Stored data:
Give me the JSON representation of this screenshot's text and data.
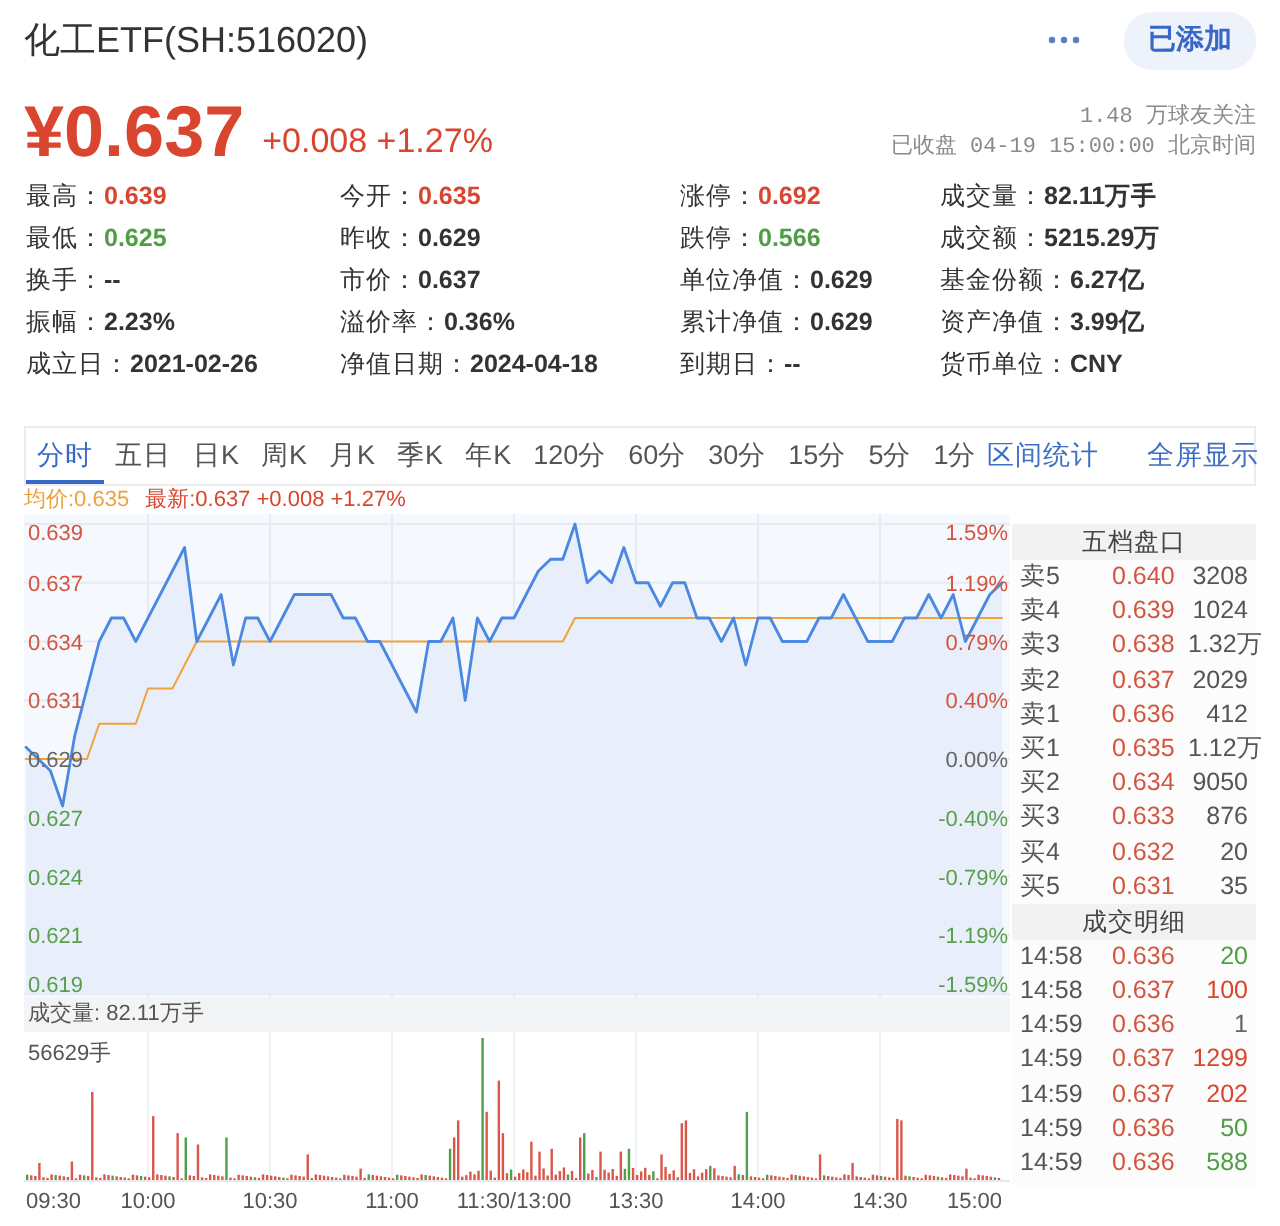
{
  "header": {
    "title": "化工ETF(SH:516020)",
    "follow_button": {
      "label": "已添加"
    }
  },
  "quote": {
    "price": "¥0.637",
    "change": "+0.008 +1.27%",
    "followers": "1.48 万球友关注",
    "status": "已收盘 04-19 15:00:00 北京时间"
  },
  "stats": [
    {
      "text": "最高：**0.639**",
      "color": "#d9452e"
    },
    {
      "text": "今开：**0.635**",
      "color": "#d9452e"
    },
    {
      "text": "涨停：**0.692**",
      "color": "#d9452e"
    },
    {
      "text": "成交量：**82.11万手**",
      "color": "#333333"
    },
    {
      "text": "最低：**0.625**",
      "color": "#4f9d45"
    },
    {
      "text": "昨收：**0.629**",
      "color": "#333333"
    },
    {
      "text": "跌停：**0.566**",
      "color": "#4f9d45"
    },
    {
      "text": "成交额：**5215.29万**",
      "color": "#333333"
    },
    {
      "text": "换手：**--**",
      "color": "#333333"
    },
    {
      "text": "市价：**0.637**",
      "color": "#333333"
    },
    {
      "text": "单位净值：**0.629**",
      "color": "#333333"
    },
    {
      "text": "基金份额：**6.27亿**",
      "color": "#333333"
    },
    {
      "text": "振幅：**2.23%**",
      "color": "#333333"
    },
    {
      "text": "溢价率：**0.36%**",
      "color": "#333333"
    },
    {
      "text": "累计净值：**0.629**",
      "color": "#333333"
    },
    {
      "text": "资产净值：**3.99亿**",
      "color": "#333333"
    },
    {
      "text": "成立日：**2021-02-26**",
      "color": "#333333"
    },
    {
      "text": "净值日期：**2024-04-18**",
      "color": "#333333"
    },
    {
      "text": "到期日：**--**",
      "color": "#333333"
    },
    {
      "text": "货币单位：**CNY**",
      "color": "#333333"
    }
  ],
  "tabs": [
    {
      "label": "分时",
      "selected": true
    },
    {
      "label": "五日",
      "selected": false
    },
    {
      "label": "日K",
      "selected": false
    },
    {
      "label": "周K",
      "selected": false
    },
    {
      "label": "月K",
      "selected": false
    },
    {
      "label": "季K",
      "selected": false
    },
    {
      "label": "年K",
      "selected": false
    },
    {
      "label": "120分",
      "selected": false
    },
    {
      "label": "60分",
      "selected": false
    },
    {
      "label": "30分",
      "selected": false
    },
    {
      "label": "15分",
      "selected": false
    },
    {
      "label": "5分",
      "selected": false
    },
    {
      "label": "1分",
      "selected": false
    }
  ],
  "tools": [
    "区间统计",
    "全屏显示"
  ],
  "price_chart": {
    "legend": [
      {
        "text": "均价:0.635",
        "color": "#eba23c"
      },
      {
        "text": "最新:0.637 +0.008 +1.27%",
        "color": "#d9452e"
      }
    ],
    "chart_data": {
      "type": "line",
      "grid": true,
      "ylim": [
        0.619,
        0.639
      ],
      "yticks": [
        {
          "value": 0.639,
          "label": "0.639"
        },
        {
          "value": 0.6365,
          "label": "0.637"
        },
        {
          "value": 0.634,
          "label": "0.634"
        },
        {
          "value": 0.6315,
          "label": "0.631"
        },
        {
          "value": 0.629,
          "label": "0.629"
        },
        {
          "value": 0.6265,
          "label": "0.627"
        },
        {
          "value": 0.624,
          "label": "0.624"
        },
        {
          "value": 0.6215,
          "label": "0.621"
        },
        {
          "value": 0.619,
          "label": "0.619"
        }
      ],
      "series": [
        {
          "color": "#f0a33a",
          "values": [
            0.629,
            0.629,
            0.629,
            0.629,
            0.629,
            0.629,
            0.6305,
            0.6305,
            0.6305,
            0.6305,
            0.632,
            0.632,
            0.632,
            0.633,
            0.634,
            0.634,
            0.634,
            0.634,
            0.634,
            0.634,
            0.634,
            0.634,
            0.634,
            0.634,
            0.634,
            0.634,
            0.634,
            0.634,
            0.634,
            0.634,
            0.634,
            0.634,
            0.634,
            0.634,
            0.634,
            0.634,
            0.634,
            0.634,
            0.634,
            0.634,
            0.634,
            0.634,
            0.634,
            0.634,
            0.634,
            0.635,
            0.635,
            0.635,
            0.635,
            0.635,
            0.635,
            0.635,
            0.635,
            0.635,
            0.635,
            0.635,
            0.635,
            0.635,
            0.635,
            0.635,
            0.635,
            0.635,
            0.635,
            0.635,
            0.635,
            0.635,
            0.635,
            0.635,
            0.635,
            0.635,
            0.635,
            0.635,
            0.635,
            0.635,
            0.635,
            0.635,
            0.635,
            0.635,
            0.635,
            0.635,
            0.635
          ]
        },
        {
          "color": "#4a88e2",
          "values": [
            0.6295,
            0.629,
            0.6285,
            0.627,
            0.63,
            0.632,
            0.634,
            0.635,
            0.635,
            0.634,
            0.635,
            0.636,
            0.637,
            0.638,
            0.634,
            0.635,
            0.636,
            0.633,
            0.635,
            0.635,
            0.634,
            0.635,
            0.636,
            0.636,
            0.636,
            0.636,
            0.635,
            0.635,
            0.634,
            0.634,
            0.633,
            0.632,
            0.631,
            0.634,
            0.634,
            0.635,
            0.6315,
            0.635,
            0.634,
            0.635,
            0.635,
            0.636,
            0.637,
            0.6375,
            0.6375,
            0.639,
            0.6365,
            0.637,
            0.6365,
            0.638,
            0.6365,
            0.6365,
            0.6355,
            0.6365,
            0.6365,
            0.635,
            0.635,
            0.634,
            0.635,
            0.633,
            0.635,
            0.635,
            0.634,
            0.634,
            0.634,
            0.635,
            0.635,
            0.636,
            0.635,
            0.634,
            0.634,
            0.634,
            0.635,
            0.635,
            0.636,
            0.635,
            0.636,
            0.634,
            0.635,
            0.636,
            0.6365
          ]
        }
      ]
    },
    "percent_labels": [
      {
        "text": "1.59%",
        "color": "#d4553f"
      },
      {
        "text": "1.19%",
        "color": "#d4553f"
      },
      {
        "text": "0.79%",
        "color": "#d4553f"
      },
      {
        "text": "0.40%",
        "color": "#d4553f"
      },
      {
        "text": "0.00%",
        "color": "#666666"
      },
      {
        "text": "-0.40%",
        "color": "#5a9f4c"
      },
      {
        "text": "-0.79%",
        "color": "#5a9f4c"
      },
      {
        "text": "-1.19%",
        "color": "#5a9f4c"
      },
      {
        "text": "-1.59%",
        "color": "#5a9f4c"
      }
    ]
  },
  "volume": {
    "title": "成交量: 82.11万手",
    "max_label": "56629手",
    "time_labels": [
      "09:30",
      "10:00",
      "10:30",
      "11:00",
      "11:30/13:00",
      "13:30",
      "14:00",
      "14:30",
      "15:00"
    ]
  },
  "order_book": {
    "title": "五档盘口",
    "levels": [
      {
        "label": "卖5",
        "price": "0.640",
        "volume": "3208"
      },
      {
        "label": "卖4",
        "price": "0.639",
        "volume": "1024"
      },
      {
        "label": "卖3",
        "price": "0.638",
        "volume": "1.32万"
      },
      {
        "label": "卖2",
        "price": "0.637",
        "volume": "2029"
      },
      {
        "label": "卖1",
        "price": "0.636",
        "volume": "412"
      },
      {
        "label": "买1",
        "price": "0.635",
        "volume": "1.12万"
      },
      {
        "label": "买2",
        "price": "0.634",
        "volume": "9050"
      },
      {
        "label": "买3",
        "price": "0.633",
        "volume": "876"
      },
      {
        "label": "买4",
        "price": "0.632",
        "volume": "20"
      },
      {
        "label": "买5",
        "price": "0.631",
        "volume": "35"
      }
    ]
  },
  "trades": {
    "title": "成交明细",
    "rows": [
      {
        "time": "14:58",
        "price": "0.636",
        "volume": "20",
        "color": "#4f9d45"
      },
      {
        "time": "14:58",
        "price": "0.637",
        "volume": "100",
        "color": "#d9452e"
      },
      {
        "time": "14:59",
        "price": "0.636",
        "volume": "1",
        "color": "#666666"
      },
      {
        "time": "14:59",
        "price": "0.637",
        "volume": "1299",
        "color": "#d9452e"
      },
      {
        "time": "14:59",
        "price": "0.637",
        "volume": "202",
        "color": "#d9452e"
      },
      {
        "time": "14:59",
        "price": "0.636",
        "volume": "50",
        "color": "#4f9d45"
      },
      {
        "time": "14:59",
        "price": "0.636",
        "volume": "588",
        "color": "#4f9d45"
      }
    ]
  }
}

* _SHORT PROBLEM_:
Gather up every line from the listing above in which the word "title" occurs.

* _TASK RESPONSE_:
    "title": "化工ETF(SH:516020)",
    "title": "成交量: 82.11万手",
    "title": "五档盘口",
    "title": "成交明细",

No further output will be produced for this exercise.